■ **TASK INSTRUCTIONS**
The listing beneath should be written out in full, exactly as shown.

■ **INFORMATION SHOWN**
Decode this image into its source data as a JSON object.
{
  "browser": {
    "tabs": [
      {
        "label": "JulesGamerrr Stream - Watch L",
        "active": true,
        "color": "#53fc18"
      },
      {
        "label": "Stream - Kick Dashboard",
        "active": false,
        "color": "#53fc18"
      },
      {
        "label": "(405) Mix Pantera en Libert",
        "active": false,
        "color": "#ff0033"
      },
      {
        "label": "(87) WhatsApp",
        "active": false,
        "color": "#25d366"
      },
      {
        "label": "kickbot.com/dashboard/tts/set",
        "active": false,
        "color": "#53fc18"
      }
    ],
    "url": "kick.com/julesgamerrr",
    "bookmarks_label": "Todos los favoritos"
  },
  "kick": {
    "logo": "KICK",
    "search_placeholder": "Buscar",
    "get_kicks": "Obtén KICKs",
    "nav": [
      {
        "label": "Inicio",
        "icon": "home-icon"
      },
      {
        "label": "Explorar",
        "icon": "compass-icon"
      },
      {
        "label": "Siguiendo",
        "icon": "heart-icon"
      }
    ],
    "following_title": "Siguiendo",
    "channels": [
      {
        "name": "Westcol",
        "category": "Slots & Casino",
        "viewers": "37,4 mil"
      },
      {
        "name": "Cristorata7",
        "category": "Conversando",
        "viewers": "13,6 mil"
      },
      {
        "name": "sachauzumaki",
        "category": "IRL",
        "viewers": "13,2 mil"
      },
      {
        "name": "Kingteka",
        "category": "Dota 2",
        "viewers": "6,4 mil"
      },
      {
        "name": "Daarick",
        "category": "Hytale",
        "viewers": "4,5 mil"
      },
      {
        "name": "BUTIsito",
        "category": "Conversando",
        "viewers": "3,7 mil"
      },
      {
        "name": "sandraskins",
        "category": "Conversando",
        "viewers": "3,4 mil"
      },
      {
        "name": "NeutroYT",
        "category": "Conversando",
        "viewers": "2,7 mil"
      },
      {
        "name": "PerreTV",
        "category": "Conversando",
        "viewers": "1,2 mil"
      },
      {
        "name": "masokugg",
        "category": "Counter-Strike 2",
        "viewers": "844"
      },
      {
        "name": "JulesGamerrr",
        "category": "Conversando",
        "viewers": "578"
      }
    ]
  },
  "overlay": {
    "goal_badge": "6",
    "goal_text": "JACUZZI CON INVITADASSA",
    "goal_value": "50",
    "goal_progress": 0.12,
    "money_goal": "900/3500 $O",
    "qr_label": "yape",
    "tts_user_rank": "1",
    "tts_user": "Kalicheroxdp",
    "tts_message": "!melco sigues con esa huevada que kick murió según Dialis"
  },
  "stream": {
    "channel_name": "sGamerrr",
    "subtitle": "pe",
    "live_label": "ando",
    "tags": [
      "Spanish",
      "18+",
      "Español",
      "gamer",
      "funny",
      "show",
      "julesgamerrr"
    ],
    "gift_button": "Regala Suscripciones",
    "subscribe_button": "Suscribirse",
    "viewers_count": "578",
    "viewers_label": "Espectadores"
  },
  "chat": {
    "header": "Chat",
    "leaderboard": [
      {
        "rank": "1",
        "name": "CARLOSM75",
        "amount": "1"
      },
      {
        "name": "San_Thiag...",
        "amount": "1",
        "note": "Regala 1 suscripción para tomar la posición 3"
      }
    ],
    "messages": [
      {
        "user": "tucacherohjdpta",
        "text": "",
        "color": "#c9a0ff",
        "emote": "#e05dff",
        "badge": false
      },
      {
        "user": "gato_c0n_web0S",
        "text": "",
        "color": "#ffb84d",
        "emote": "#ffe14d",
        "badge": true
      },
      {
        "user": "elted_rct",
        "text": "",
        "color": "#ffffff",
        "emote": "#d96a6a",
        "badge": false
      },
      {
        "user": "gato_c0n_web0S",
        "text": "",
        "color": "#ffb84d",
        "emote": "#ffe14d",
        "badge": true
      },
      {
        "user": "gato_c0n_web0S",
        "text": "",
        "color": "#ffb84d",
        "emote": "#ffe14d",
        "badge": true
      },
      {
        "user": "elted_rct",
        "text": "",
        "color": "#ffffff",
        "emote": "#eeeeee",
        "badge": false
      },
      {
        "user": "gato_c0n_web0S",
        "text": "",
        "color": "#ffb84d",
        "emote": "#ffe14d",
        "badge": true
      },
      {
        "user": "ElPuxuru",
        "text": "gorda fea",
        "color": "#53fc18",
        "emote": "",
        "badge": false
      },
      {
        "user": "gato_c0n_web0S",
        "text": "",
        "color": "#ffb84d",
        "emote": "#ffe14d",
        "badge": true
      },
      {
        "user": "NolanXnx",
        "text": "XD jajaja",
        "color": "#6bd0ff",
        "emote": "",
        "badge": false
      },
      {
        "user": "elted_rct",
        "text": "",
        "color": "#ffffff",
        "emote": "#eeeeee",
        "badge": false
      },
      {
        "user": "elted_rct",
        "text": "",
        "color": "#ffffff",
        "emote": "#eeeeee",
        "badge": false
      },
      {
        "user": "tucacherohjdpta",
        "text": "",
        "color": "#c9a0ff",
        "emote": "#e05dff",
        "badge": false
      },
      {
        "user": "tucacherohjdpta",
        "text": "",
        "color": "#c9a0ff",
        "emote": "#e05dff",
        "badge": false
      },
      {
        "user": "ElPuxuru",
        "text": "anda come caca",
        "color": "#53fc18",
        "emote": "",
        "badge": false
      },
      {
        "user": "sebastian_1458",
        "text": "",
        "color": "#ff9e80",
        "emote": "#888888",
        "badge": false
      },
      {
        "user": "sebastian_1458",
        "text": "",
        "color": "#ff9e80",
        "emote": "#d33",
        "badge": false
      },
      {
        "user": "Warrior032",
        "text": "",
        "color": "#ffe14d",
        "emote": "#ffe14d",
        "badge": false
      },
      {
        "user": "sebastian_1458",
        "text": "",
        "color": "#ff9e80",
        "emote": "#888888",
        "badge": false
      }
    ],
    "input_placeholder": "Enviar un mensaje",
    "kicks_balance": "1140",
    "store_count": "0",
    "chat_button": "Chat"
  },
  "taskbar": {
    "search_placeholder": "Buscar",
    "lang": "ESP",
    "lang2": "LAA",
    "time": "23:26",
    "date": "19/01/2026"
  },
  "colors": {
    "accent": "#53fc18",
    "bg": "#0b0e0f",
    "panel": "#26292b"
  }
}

■ **PROBLEM SOLUTION**
Decode this image into its source data as a JSON object.
{
  "browser": {
    "tabs": [
      {
        "label": "JulesGamerrr Stream - Watch L",
        "active": true,
        "color": "#53fc18"
      },
      {
        "label": "Stream - Kick Dashboard",
        "active": false,
        "color": "#53fc18"
      },
      {
        "label": "(405) Mix Pantera en Libert",
        "active": false,
        "color": "#ff0033"
      },
      {
        "label": "(87) WhatsApp",
        "active": false,
        "color": "#25d366"
      },
      {
        "label": "kickbot.com/dashboard/tts/set",
        "active": false,
        "color": "#53fc18"
      }
    ],
    "url": "kick.com/julesgamerrr",
    "bookmarks_label": "Todos los favoritos"
  },
  "kick": {
    "logo": "KICK",
    "search_placeholder": "Buscar",
    "get_kicks": "Obtén KICKs",
    "nav": [
      {
        "label": "Inicio",
        "icon": "home-icon"
      },
      {
        "label": "Explorar",
        "icon": "compass-icon"
      },
      {
        "label": "Siguiendo",
        "icon": "heart-icon"
      }
    ],
    "following_title": "Siguiendo",
    "channels": [
      {
        "name": "Westcol",
        "category": "Slots & Casino",
        "viewers": "37,4 mil"
      },
      {
        "name": "Cristorata7",
        "category": "Conversando",
        "viewers": "13,6 mil"
      },
      {
        "name": "sachauzumaki",
        "category": "IRL",
        "viewers": "13,2 mil"
      },
      {
        "name": "Kingteka",
        "category": "Dota 2",
        "viewers": "6,4 mil"
      },
      {
        "name": "Daarick",
        "category": "Hytale",
        "viewers": "4,5 mil"
      },
      {
        "name": "BUTIsito",
        "category": "Conversando",
        "viewers": "3,7 mil"
      },
      {
        "name": "sandraskins",
        "category": "Conversando",
        "viewers": "3,4 mil"
      },
      {
        "name": "NeutroYT",
        "category": "Conversando",
        "viewers": "2,7 mil"
      },
      {
        "name": "PerreTV",
        "category": "Conversando",
        "viewers": "1,2 mil"
      },
      {
        "name": "masokugg",
        "category": "Counter-Strike 2",
        "viewers": "844"
      },
      {
        "name": "JulesGamerrr",
        "category": "Conversando",
        "viewers": "578"
      }
    ]
  },
  "overlay": {
    "goal_badge": "6",
    "goal_text": "JACUZZI CON INVITADASSA",
    "goal_value": "50",
    "goal_progress": 0.12,
    "money_goal": "900/3500 $O",
    "qr_label": "yape",
    "tts_user_rank": "1",
    "tts_user": "Kalicheroxdp",
    "tts_message": "!melco sigues con esa huevada que kick murió según Dialis"
  },
  "stream": {
    "channel_name": "sGamerrr",
    "subtitle": "pe",
    "live_label": "ando",
    "tags": [
      "Spanish",
      "18+",
      "Español",
      "gamer",
      "funny",
      "show",
      "julesgamerrr"
    ],
    "gift_button": "Regala Suscripciones",
    "subscribe_button": "Suscribirse",
    "viewers_count": "578",
    "viewers_label": "Espectadores"
  },
  "chat": {
    "header": "Chat",
    "leaderboard": [
      {
        "rank": "1",
        "name": "CARLOSM75",
        "amount": "1"
      },
      {
        "name": "San_Thiag...",
        "amount": "1",
        "note": "Regala 1 suscripción para tomar la posición 3"
      }
    ],
    "messages": [
      {
        "user": "tucacherohjdpta",
        "text": "",
        "color": "#c9a0ff",
        "emote": "#e05dff",
        "badge": false
      },
      {
        "user": "gato_c0n_web0S",
        "text": "",
        "color": "#ffb84d",
        "emote": "#ffe14d",
        "badge": true
      },
      {
        "user": "elted_rct",
        "text": "",
        "color": "#ffffff",
        "emote": "#d96a6a",
        "badge": false
      },
      {
        "user": "gato_c0n_web0S",
        "text": "",
        "color": "#ffb84d",
        "emote": "#ffe14d",
        "badge": true
      },
      {
        "user": "gato_c0n_web0S",
        "text": "",
        "color": "#ffb84d",
        "emote": "#ffe14d",
        "badge": true
      },
      {
        "user": "elted_rct",
        "text": "",
        "color": "#ffffff",
        "emote": "#eeeeee",
        "badge": false
      },
      {
        "user": "gato_c0n_web0S",
        "text": "",
        "color": "#ffb84d",
        "emote": "#ffe14d",
        "badge": true
      },
      {
        "user": "ElPuxuru",
        "text": "gorda fea",
        "color": "#53fc18",
        "emote": "",
        "badge": false
      },
      {
        "user": "gato_c0n_web0S",
        "text": "",
        "color": "#ffb84d",
        "emote": "#ffe14d",
        "badge": true
      },
      {
        "user": "NolanXnx",
        "text": "XD jajaja",
        "color": "#6bd0ff",
        "emote": "",
        "badge": false
      },
      {
        "user": "elted_rct",
        "text": "",
        "color": "#ffffff",
        "emote": "#eeeeee",
        "badge": false
      },
      {
        "user": "elted_rct",
        "text": "",
        "color": "#ffffff",
        "emote": "#eeeeee",
        "badge": false
      },
      {
        "user": "tucacherohjdpta",
        "text": "",
        "color": "#c9a0ff",
        "emote": "#e05dff",
        "badge": false
      },
      {
        "user": "tucacherohjdpta",
        "text": "",
        "color": "#c9a0ff",
        "emote": "#e05dff",
        "badge": false
      },
      {
        "user": "ElPuxuru",
        "text": "anda come caca",
        "color": "#53fc18",
        "emote": "",
        "badge": false
      },
      {
        "user": "sebastian_1458",
        "text": "",
        "color": "#ff9e80",
        "emote": "#888888",
        "badge": false
      },
      {
        "user": "sebastian_1458",
        "text": "",
        "color": "#ff9e80",
        "emote": "#d33",
        "badge": false
      },
      {
        "user": "Warrior032",
        "text": "",
        "color": "#ffe14d",
        "emote": "#ffe14d",
        "badge": false
      },
      {
        "user": "sebastian_1458",
        "text": "",
        "color": "#ff9e80",
        "emote": "#888888",
        "badge": false
      }
    ],
    "input_placeholder": "Enviar un mensaje",
    "kicks_balance": "1140",
    "store_count": "0",
    "chat_button": "Chat"
  },
  "taskbar": {
    "search_placeholder": "Buscar",
    "lang": "ESP",
    "lang2": "LAA",
    "time": "23:26",
    "date": "19/01/2026"
  },
  "colors": {
    "accent": "#53fc18",
    "bg": "#0b0e0f",
    "panel": "#26292b"
  }
}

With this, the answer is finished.